**The records**.
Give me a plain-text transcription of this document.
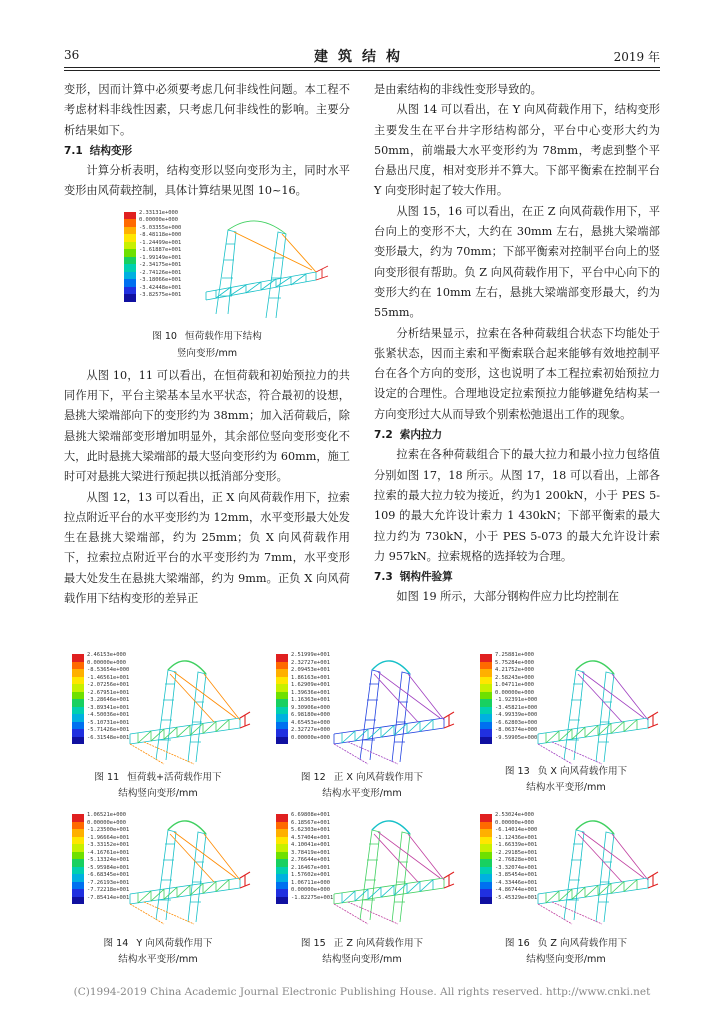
36	建筑结构	2019 年

变形，因而计算中必须要考虑几何非线性问题。本工程不考虑材料非线性因素，只考虑几何非线性的影响。主要分析结果如下。

7.1 结构变形

计算分析表明，结构变形以竖向变形为主，同时水平变形由风荷载控制，具体计算结果见图 10~16。

2.33131e+000
0.00000e+000
-5.03355e+000
-8.48118e+000
-1.24499e+001
-1.61887e+001
-1.99149e+001
-2.34175e+001
-2.74126e+001
-3.18066e+001
-3.42448e+001
-3.82575e+001
图 10 恒荷载作用下结构
竖向变形/mm

从图 10，11 可以看出，在恒荷载和初始预拉力的共同作用下，平台主梁基本呈水平状态，符合最初的设想，悬挑大梁端部向下的变形约为 38mm；加入活荷载后，除悬挑大梁端部变形增加明显外，其余部位竖向变形变化不大，此时悬挑大梁端部的最大竖向变形约为 60mm，施工时可对悬挑大梁进行预起拱以抵消部分变形。

从图 12，13 可以看出，正 X 向风荷载作用下，拉索拉点附近平台的水平变形约为 12mm，水平变形最大处发生在悬挑大梁端部，约为 25mm；负 X 向风荷载作用下，拉索拉点附近平台的水平变形约为 7mm，水平变形最大处发生在悬挑大梁端部，约为 9mm。正负 X 向风荷载作用下结构变形的差异正

是由索结构的非线性变形导致的。

从图 14 可以看出，在 Y 向风荷载作用下，结构变形主要发生在平台井字形结构部分，平台中心变形大约为 50mm，前端最大水平变形约为 78mm，考虑到整个平台悬出尺度，相对变形并不算大。下部平衡索在控制平台 Y 向变形时起了较大作用。

从图 15，16 可以看出，在正 Z 向风荷载作用下，平台向上的变形不大，大约在 30mm 左右，悬挑大梁端部变形最大，约为 70mm；下部平衡索对控制平台向上的竖向变形很有帮助。负 Z 向风荷载作用下，平台中心向下的变形大约在 10mm 左右，悬挑大梁端部变形最大，约为 55mm。

分析结果显示，拉索在各种荷载组合状态下均能处于张紧状态，因而主索和平衡索联合起来能够有效地控制平台在各个方向的变形，这也说明了本工程拉索初始预拉力设定的合理性。合理地设定拉索预拉力能够避免结构某一方向变形过大从而导致个别索松弛退出工作的现象。

7.2 索内拉力

拉索在各种荷载组合下的最大拉力和最小拉力包络值分别如图 17，18 所示。从图 17，18 可以看出，上部各拉索的最大拉力较为接近，约为1 200kN，小于 PES 5-109 的最大允许设计索力 1 430kN；下部平衡索的最大拉力约为 730kN，小于 PES 5-073 的最大允许设计索力 957kN。拉索规格的选择较为合理。

7.3 钢构件验算

如图 19 所示，大部分钢构件应力比均控制在

2.46153e+000
0.00000e+000
-8.53654e+000
-1.46561e+001
-2.07256e+001
-2.67951e+001
-3.28646e+001
-3.89341e+001
-4.50036e+001
-5.10731e+001
-5.71426e+001
-6.31548e+001
2.51999e+001
2.32727e+001
2.09453e+001
1.86163e+001
1.62909e+001
1.39636e+001
1.16363e+001
9.30906e+000
6.98180e+000
4.65453e+000
2.32727e+000
0.00000e+000
7.25881e+000
5.75284e+000
4.21752e+000
2.58243e+000
1.04711e+000
0.00000e+000
-1.92391e+000
-3.45821e+000
-4.99339e+000
-6.62803e+000
-8.06374e+000
-9.59905e+000
图 11 恒荷载+活荷载作用下
结构竖向变形/mm
图 12 正 X 向风荷载作用下
结构水平变形/mm
图 13 负 X 向风荷载作用下
结构水平变形/mm
1.06521e+000
0.00000e+000
-1.23500e+001
-1.96664e+001
-3.33152e+001
-4.16761e+001
-5.13324e+001
-5.95984e+001
-6.68345e+001
-7.26193e+001
-7.72218e+001
-7.85414e+001
6.69808e+001
6.18567e+001
5.62303e+001
4.57404e+001
4.10041e+001
3.78419e+001
2.76644e+001
2.16467e+001
1.57602e+001
1.06711e+000
0.00000e+000
-1.82275e+001
2.53024e+000
0.00000e+000
-6.14014e+000
-1.12436e+001
-1.66339e+001
-2.29185e+001
-2.76828e+001
-3.32074e+001
-3.85454e+001
-4.33446e+001
-4.86744e+001
-5.45329e+001
图 14 Y 向风荷载作用下
结构水平变形/mm
图 15 正 Z 向风荷载作用下
结构竖向变形/mm
图 16 负 Z 向风荷载作用下
结构竖向变形/mm
(C)1994-2019 China Academic Journal Electronic Publishing House. All rights reserved. http://www.cnki.net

**Exercise instructions**.
Repeat the material verbatim. Do not carry over any picture.

**Response to this exercise**.
Give me a plain-text transcription of this document.
36	建筑结构	2019 年

变形，因而计算中必须要考虑几何非线性问题。本工程不考虑材料非线性因素，只考虑几何非线性的影响。主要分析结果如下。

7.1 结构变形

计算分析表明，结构变形以竖向变形为主，同时水平变形由风荷载控制，具体计算结果见图 10~16。

2.33131e+000
0.00000e+000
-5.03355e+000
-8.48118e+000
-1.24499e+001
-1.61887e+001
-1.99149e+001
-2.34175e+001
-2.74126e+001
-3.18066e+001
-3.42448e+001
-3.82575e+001
图 10 恒荷载作用下结构
竖向变形/mm

从图 10，11 可以看出，在恒荷载和初始预拉力的共同作用下，平台主梁基本呈水平状态，符合最初的设想，悬挑大梁端部向下的变形约为 38mm；加入活荷载后，除悬挑大梁端部变形增加明显外，其余部位竖向变形变化不大，此时悬挑大梁端部的最大竖向变形约为 60mm，施工时可对悬挑大梁进行预起拱以抵消部分变形。

从图 12，13 可以看出，正 X 向风荷载作用下，拉索拉点附近平台的水平变形约为 12mm，水平变形最大处发生在悬挑大梁端部，约为 25mm；负 X 向风荷载作用下，拉索拉点附近平台的水平变形约为 7mm，水平变形最大处发生在悬挑大梁端部，约为 9mm。正负 X 向风荷载作用下结构变形的差异正

是由索结构的非线性变形导致的。

从图 14 可以看出，在 Y 向风荷载作用下，结构变形主要发生在平台井字形结构部分，平台中心变形大约为 50mm，前端最大水平变形约为 78mm，考虑到整个平台悬出尺度，相对变形并不算大。下部平衡索在控制平台 Y 向变形时起了较大作用。

从图 15，16 可以看出，在正 Z 向风荷载作用下，平台向上的变形不大，大约在 30mm 左右，悬挑大梁端部变形最大，约为 70mm；下部平衡索对控制平台向上的竖向变形很有帮助。负 Z 向风荷载作用下，平台中心向下的变形大约在 10mm 左右，悬挑大梁端部变形最大，约为 55mm。

分析结果显示，拉索在各种荷载组合状态下均能处于张紧状态，因而主索和平衡索联合起来能够有效地控制平台在各个方向的变形，这也说明了本工程拉索初始预拉力设定的合理性。合理地设定拉索预拉力能够避免结构某一方向变形过大从而导致个别索松弛退出工作的现象。

7.2 索内拉力

拉索在各种荷载组合下的最大拉力和最小拉力包络值分别如图 17，18 所示。从图 17，18 可以看出，上部各拉索的最大拉力较为接近，约为1 200kN，小于 PES 5-109 的最大允许设计索力 1 430kN；下部平衡索的最大拉力约为 730kN，小于 PES 5-073 的最大允许设计索力 957kN。拉索规格的选择较为合理。

7.3 钢构件验算

如图 19 所示，大部分钢构件应力比均控制在

2.46153e+000
0.00000e+000
-8.53654e+000
-1.46561e+001
-2.07256e+001
-2.67951e+001
-3.28646e+001
-3.89341e+001
-4.50036e+001
-5.10731e+001
-5.71426e+001
-6.31548e+001
2.51999e+001
2.32727e+001
2.09453e+001
1.86163e+001
1.62909e+001
1.39636e+001
1.16363e+001
9.30906e+000
6.98180e+000
4.65453e+000
2.32727e+000
0.00000e+000
7.25881e+000
5.75284e+000
4.21752e+000
2.58243e+000
1.04711e+000
0.00000e+000
-1.92391e+000
-3.45821e+000
-4.99339e+000
-6.62803e+000
-8.06374e+000
-9.59905e+000
图 11 恒荷载+活荷载作用下
结构竖向变形/mm
图 12 正 X 向风荷载作用下
结构水平变形/mm
图 13 负 X 向风荷载作用下
结构水平变形/mm
1.06521e+000
0.00000e+000
-1.23500e+001
-1.96664e+001
-3.33152e+001
-4.16761e+001
-5.13324e+001
-5.95984e+001
-6.68345e+001
-7.26193e+001
-7.72218e+001
-7.85414e+001
6.69808e+001
6.18567e+001
5.62303e+001
4.57404e+001
4.10041e+001
3.78419e+001
2.76644e+001
2.16467e+001
1.57602e+001
1.06711e+000
0.00000e+000
-1.82275e+001
2.53024e+000
0.00000e+000
-6.14014e+000
-1.12436e+001
-1.66339e+001
-2.29185e+001
-2.76828e+001
-3.32074e+001
-3.85454e+001
-4.33446e+001
-4.86744e+001
-5.45329e+001
图 14 Y 向风荷载作用下
结构水平变形/mm
图 15 正 Z 向风荷载作用下
结构竖向变形/mm
图 16 负 Z 向风荷载作用下
结构竖向变形/mm
(C)1994-2019 China Academic Journal Electronic Publishing House. All rights reserved. http://www.cnki.net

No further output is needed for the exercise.